Given problem.
Your reply should be a single number: how many lines contain the string "name".

################

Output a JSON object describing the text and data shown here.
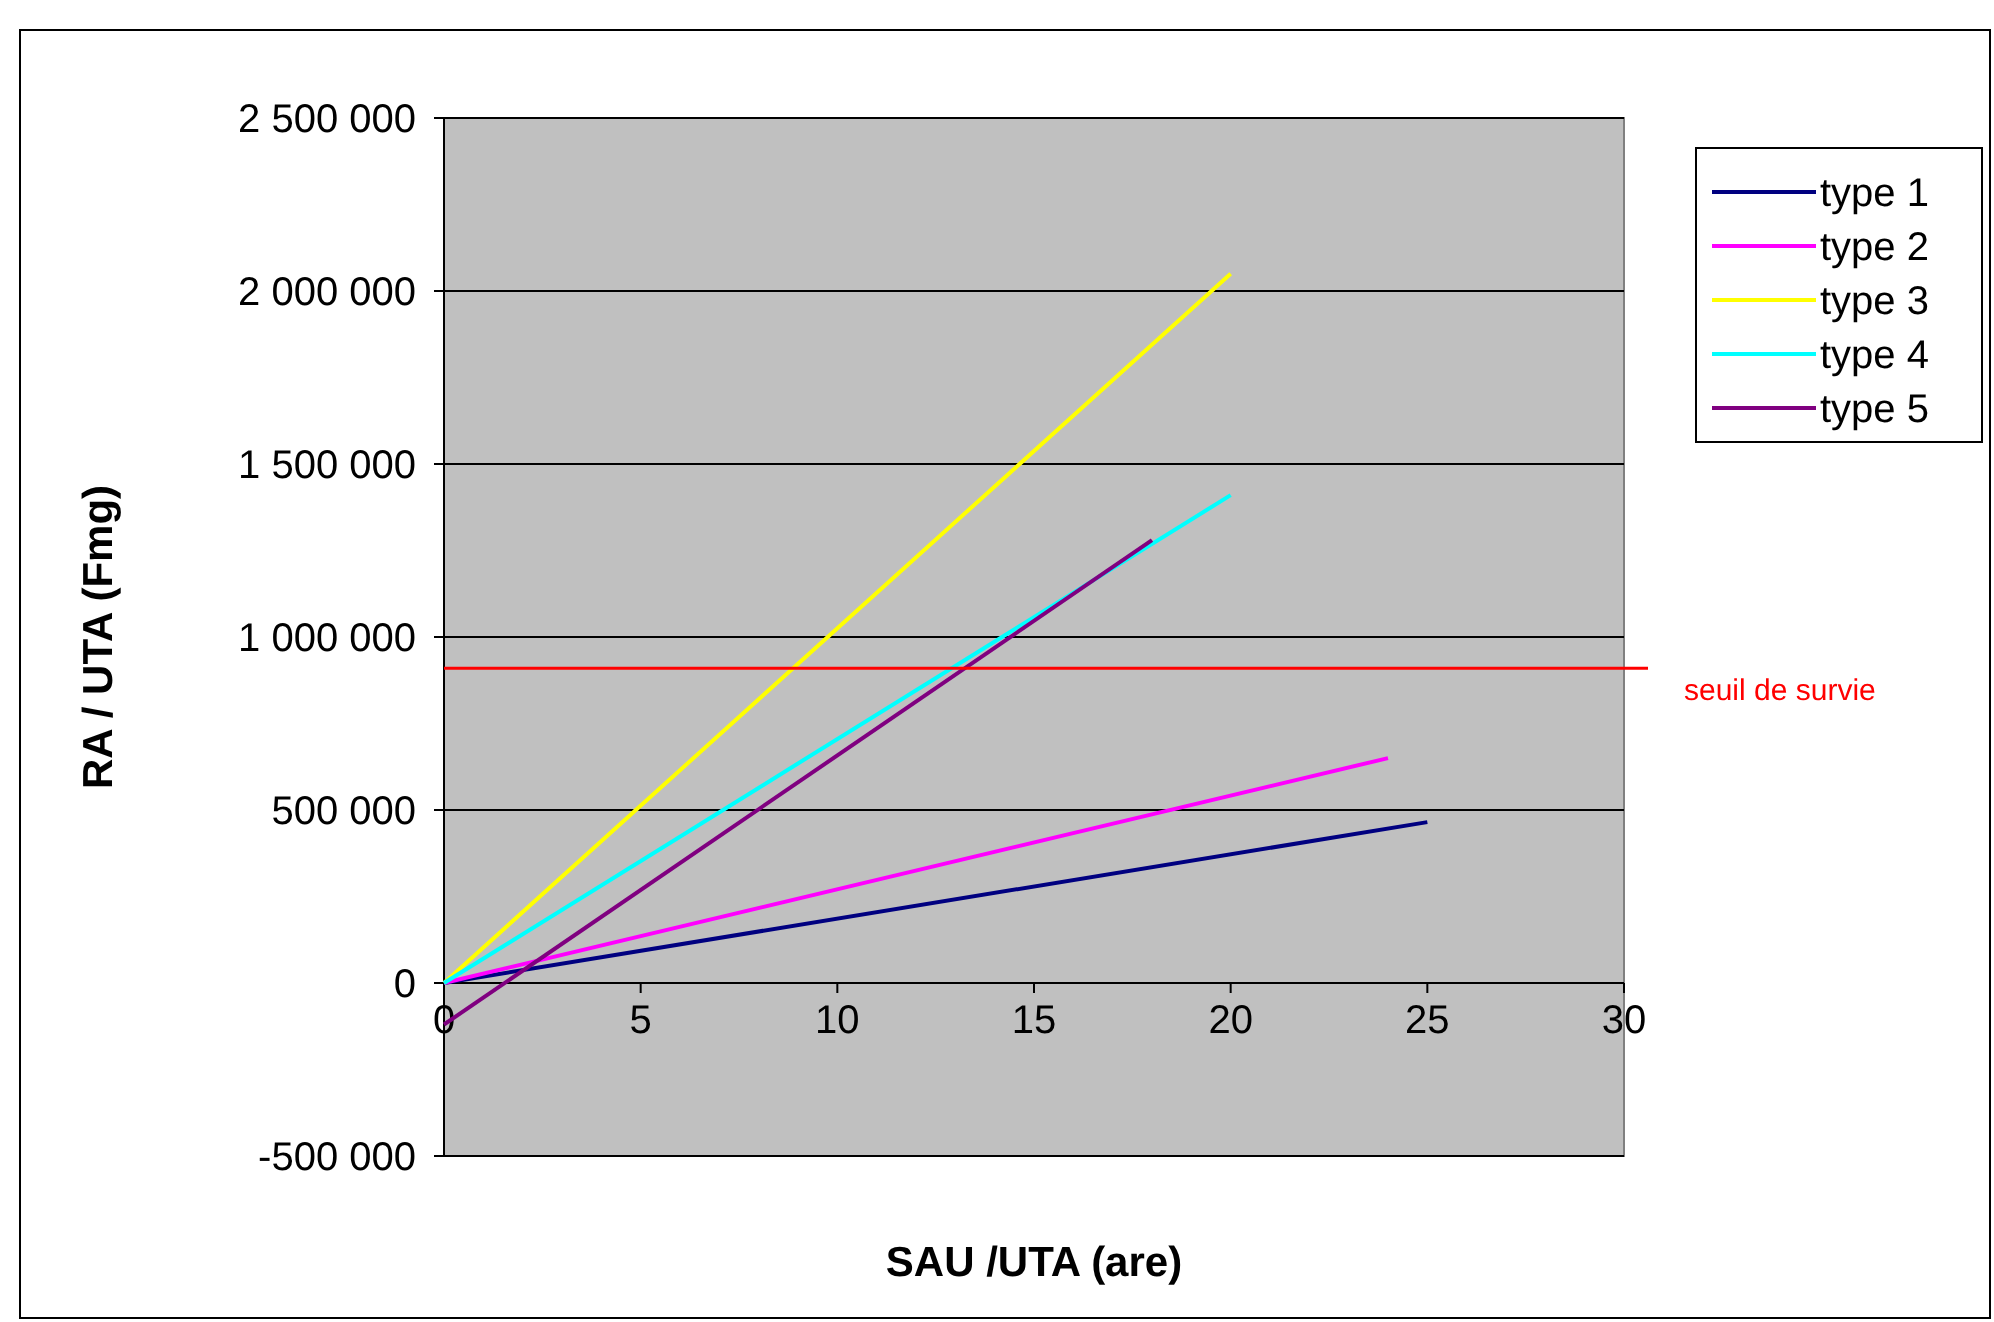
{
  "chart_data": {
    "type": "line",
    "xlabel": "SAU /UTA (are)",
    "ylabel": "RA / UTA (Fmg)",
    "xlim": [
      0,
      30
    ],
    "xticks": [
      0,
      5,
      10,
      15,
      20,
      25,
      30
    ],
    "ylim": [
      -500000,
      2500000
    ],
    "yticks": [
      {
        "value": -500000,
        "label": "-500 000"
      },
      0,
      {
        "value": 500000,
        "label": "500 000"
      },
      {
        "value": 1000000,
        "label": "1 000 000"
      },
      {
        "value": 1500000,
        "label": "1 500 000"
      },
      {
        "value": 2000000,
        "label": "2 000 000"
      },
      {
        "value": 2500000,
        "label": "2 500 000"
      }
    ],
    "grid": "y",
    "legend": "right",
    "marker": "none",
    "line_style": "solid",
    "series": [
      {
        "name": "type 1",
        "color": "#000080",
        "x": [
          0,
          25
        ],
        "values": [
          0,
          465000
        ]
      },
      {
        "name": "type 2",
        "color": "#ff00ff",
        "x": [
          0,
          24
        ],
        "values": [
          0,
          650000
        ]
      },
      {
        "name": "type 3",
        "color": "#ffff00",
        "x": [
          0,
          20
        ],
        "values": [
          0,
          2050000
        ]
      },
      {
        "name": "type 4",
        "color": "#00ffff",
        "x": [
          0,
          20
        ],
        "values": [
          0,
          1410000
        ]
      },
      {
        "name": "type 5",
        "color": "#800080",
        "x": [
          0,
          18
        ],
        "values": [
          -120000,
          1280000
        ]
      }
    ],
    "ref_lines": [
      {
        "axis": "y",
        "value": 910000,
        "label": "seuil de survie",
        "color": "#ff0000"
      }
    ]
  }
}
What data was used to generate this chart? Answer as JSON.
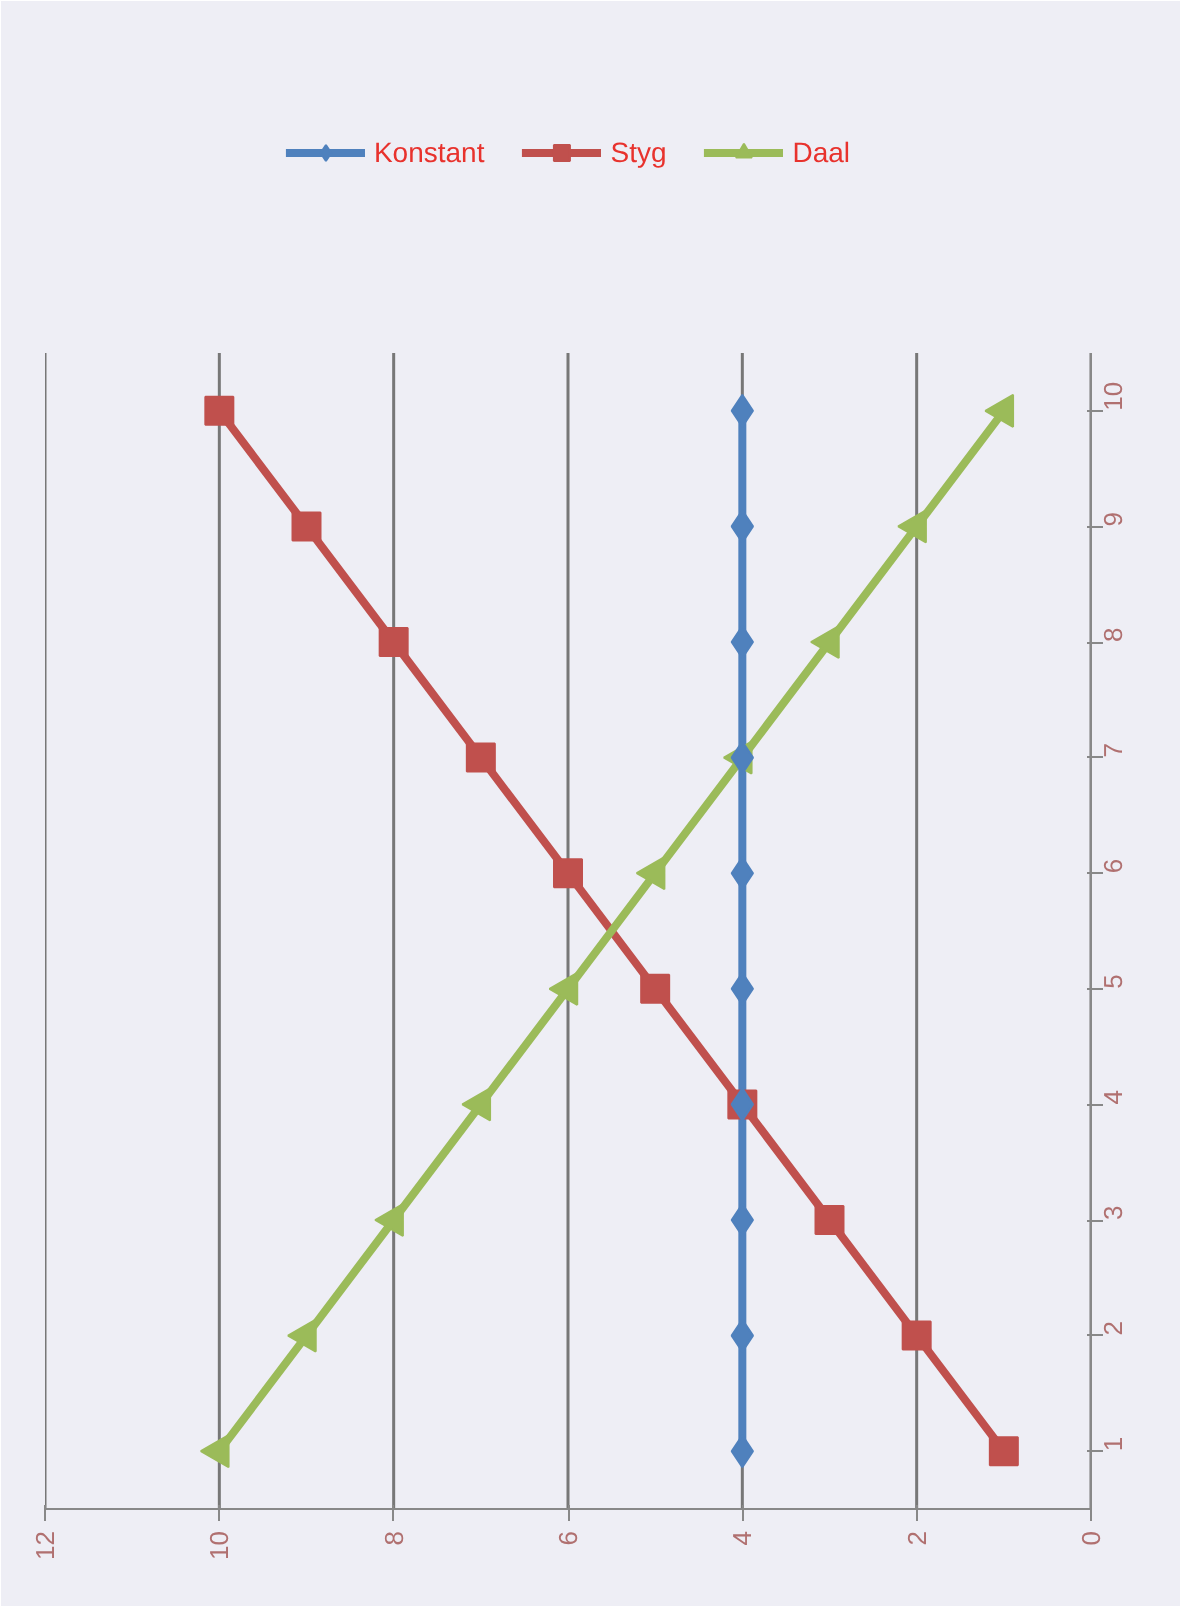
{
  "chart_data": {
    "type": "line",
    "orientation": "horizontal",
    "categories": [
      "10",
      "9",
      "8",
      "7",
      "6",
      "5",
      "4",
      "3",
      "2",
      "1"
    ],
    "xlim": [
      12,
      0
    ],
    "xticks": [
      0,
      2,
      4,
      6,
      8,
      10,
      12
    ],
    "grid": "x",
    "legend": "top",
    "line_style": "solid",
    "series": [
      {
        "name": "Konstant",
        "color": "#4f81bd",
        "marker": "diamond",
        "values": [
          4,
          4,
          4,
          4,
          4,
          4,
          4,
          4,
          4,
          4
        ]
      },
      {
        "name": "Styg",
        "color": "#c0504d",
        "marker": "square",
        "values": [
          10,
          9,
          8,
          7,
          6,
          5,
          4,
          3,
          2,
          1
        ]
      },
      {
        "name": "Daal",
        "color": "#9bbb59",
        "marker": "triangle",
        "values": [
          1,
          2,
          3,
          4,
          5,
          6,
          7,
          8,
          9,
          10
        ]
      }
    ]
  }
}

################

Finished task.
8